[Begin Input material]

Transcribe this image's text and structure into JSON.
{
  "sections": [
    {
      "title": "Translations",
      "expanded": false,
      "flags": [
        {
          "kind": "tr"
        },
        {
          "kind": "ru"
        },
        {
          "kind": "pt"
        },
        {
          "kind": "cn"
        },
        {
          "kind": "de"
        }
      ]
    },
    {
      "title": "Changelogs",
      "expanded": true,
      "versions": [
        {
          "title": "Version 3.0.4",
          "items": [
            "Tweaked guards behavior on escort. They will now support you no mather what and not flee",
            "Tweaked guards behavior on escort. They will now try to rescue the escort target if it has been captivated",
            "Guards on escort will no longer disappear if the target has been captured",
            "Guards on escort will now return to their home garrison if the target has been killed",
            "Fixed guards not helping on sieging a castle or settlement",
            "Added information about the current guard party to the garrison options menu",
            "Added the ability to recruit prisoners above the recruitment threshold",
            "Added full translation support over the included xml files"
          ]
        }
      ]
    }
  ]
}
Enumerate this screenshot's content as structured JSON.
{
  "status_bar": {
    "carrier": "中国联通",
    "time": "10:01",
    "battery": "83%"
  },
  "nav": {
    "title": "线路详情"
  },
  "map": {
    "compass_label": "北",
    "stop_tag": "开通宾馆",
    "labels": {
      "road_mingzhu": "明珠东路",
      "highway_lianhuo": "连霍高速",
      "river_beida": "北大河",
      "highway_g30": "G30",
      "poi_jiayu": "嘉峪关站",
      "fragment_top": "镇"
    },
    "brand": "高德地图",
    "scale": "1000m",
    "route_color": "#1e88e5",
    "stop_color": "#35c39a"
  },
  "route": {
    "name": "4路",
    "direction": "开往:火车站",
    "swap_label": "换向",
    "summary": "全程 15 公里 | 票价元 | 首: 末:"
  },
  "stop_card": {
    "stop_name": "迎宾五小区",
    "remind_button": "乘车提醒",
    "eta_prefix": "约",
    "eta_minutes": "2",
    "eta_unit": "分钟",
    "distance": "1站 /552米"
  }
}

[End Input material]

• Written task: Using the entries above, tally how many lines have the word "will" in them; write the number and nothing more.

• Task response: 4